■ **Tasks to perform**
1. Rewrite the paragraph of the comment excerpt that begins "Oh, Fudge!" in a shorter form, keeping its main facts.
2. Carry on the comment thread about the carnival nominations, picking up after its last sentence.

■ **Selected excerpt**

Oh, Fudge! I'm sorry that I didn't make myself clear when I sent my nomination in; Pinko Feminist Hellcat wrote that re: "Boys Will Be Boys...". I, Aeonsomnia, own Evil Li-brul Overlord, and probably couldn't write something as brilliant as what Pinko penned if I tried.

Sorry about that, LC *sheepish grin* Just wanted to make sure proper credit goes to the right person.

lost clown said...

Yeah sometimes it was hard to find names, etc. Thanks for pointing that out all. I now love the carnival submission forms *hint hint* they make it so much easier. *wink*

You're all very welcome.

Anonymous said...

Nice job.

On your final note, a note of my own:

The Onion knows what happens when "feel-goody inclusiveness" overcomes any political movement that is struggling for true justice and not just individualistic feel-goodiness. People want rain without thunder sometimes, but just as some feminists' lines are drawn at a woman's right to choose abortion, other feminists' lines are drawn at rejecting men's "right" and entitlement to sexually access women's bodies.

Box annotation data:
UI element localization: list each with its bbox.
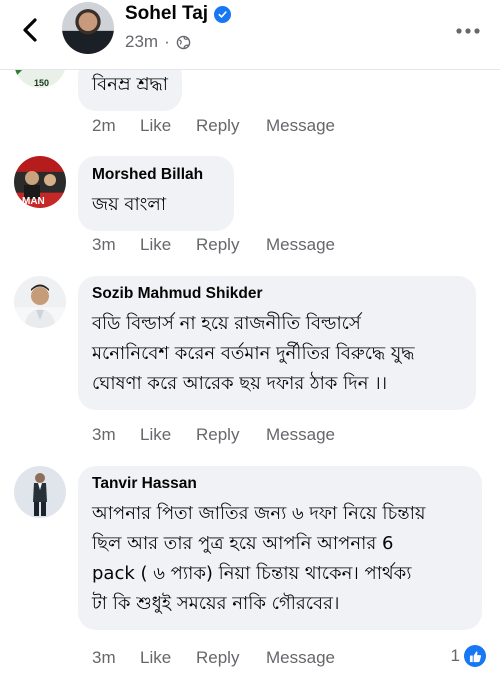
- commenter-avatar[interactable]: [14, 276, 66, 328]
- reply-button[interactable]: Reply: [196, 235, 266, 255]
- comment-text-line: pack ( ৬ প্যাক) নিয়া চিন্তায় থাকেন। পা…: [92, 563, 412, 584]
- comment-author[interactable]: Tanvir Hassan: [92, 475, 468, 493]
- reply-button[interactable]: Reply: [196, 116, 266, 136]
- comment-time: 3m: [92, 235, 116, 254]
- svg-text:150: 150: [34, 78, 49, 88]
- comment-text: আপনার পিতা জাতির জন্য ৬ দফা নিয়ে চিন্তা…: [92, 499, 468, 619]
- comment-text: জয় বাংলা: [92, 194, 167, 215]
- comment-author[interactable]: Sozib Mahmud Shikder: [92, 285, 462, 303]
- message-button[interactable]: Message: [266, 235, 335, 255]
- comment-actions: 3m Like Reply Message: [92, 425, 335, 445]
- comment-text-line: ছিল আর তার পুত্র হয়ে আপনি আপনার 6: [92, 533, 394, 554]
- author-name-text[interactable]: Sohel Taj: [125, 3, 208, 25]
- like-button[interactable]: Like: [140, 235, 196, 255]
- comment-actions: 2m Like Reply Message: [92, 116, 335, 136]
- back-button[interactable]: [14, 14, 46, 46]
- globe-icon: [176, 35, 191, 49]
- comment-text: বিনম্র শ্রদ্ধা: [92, 74, 168, 95]
- thumbs-up-icon: [464, 645, 486, 667]
- commenter-avatar[interactable]: MAN: [14, 156, 66, 208]
- message-button[interactable]: Message: [266, 648, 335, 668]
- chevron-left-icon: [23, 18, 37, 42]
- reply-button[interactable]: Reply: [196, 648, 266, 668]
- more-options-button[interactable]: [456, 20, 480, 39]
- comment-bubble: Sozib Mahmud Shikder বডি বিল্ডার্স না হয…: [78, 276, 476, 410]
- message-button[interactable]: Message: [266, 116, 335, 136]
- meta-separator: ·: [164, 32, 170, 51]
- comment-bubble: Tanvir Hassan আপনার পিতা জাতির জন্য ৬ দফ…: [78, 466, 482, 630]
- verified-badge-icon: [214, 5, 232, 23]
- svg-text:MAN: MAN: [22, 196, 45, 207]
- comment-text-line: আপনার পিতা জাতির জন্য ৬ দফা নিয়ে চিন্তা…: [92, 503, 426, 524]
- reply-button[interactable]: Reply: [196, 425, 266, 445]
- like-button[interactable]: Like: [140, 116, 196, 136]
- like-button[interactable]: Like: [140, 425, 196, 445]
- comment-actions: 3m Like Reply Message: [92, 235, 335, 255]
- author-avatar[interactable]: [62, 2, 114, 54]
- post-header: Sohel Taj 23m ·: [0, 0, 500, 70]
- comment-text-line: বডি বিল্ডার্স না হয়ে রাজনীতি বিল্ডার্সে: [92, 313, 361, 334]
- comment-text-line: টা কি শুধুই সময়ের নাকি গৌরবের।: [92, 593, 340, 614]
- post-time[interactable]: 23m: [125, 32, 158, 52]
- like-button[interactable]: Like: [140, 648, 196, 668]
- post-meta: 23m ·: [125, 32, 191, 52]
- comment-text-line: মনোনিবেশ করেন বর্তমান দুর্নীতির বিরুদ্ধে…: [92, 343, 415, 364]
- comment-time: 3m: [92, 648, 116, 667]
- more-horizontal-icon: [456, 28, 480, 34]
- reaction-summary[interactable]: 1: [451, 645, 486, 667]
- comment-author[interactable]: Morshed Billah: [92, 166, 220, 184]
- message-button[interactable]: Message: [266, 425, 335, 445]
- reaction-count: 1: [450, 646, 460, 665]
- commenter-avatar[interactable]: [14, 466, 66, 518]
- comment-bubble: Morshed Billah জয় বাংলা: [78, 156, 234, 231]
- comment-text-line: ঘোষণা করে আরেক ছয় দফার ঠাক দিন ।।: [92, 373, 388, 394]
- comment-text: বডি বিল্ডার্স না হয়ে রাজনীতি বিল্ডার্সে…: [92, 309, 462, 399]
- comment-actions: 3m Like Reply Message: [92, 648, 335, 668]
- author-name[interactable]: Sohel Taj: [125, 3, 232, 25]
- comment-time: 2m: [92, 116, 116, 135]
- comment-time: 3m: [92, 425, 116, 444]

■ **Expected answers**
1. Aeonsomnia apologizes for an unclear nomination and explains that Pinko Feminist Hellcat wrote "Boys Will Be Boys...". Aeonsomnia owns Evil Li-brul Overlord and doubts being able to write anything as brilliant as Pinko's piece.

2.
Women Now Empowered by Everything a Woman Does

"OBERLIN, OH—According to a study released Monday, women—once empowered primarily via the assertion of reproductive rights or workplace equality with men—are now empowered by virtually everything the typical woman does.

"From what she eats for breakfast to the way she cleans her home, today's woman lives in a state of near-constant empowerment," said Barbara Klein, professor of women's studies at Oberlin College and director of the study. "As recently as 15 years ago, a woman could only feel empowered by advancing in a male-dominated work world, asserting her own sexual wants and needs, or pushing for a stronger voice in politics. Today, a woman can empower herself through actions as seemingly inconsequential as driving her children to soccer practice or watching the Oxygen network."

Klein said that clothes-shopping, once considered a mundane act with few sociopolitical implications, is now a bold feminist statement.

"Shopping for shoes has emerged as a powerful means by which women assert their autonomy," Klein said. "Owning and wearing dozens of pairs of shoes is a compelling way for a woman to announce that she is strong and independent, and can shoe herself without the help of a man. She's saying, 'Look out, male-dominated world, here comes me and my shoes.'"

Jonathan Dresner said...

Nice work indeed!

Veronica said...

Very cool. Thanks for linking me.

Anonymous said...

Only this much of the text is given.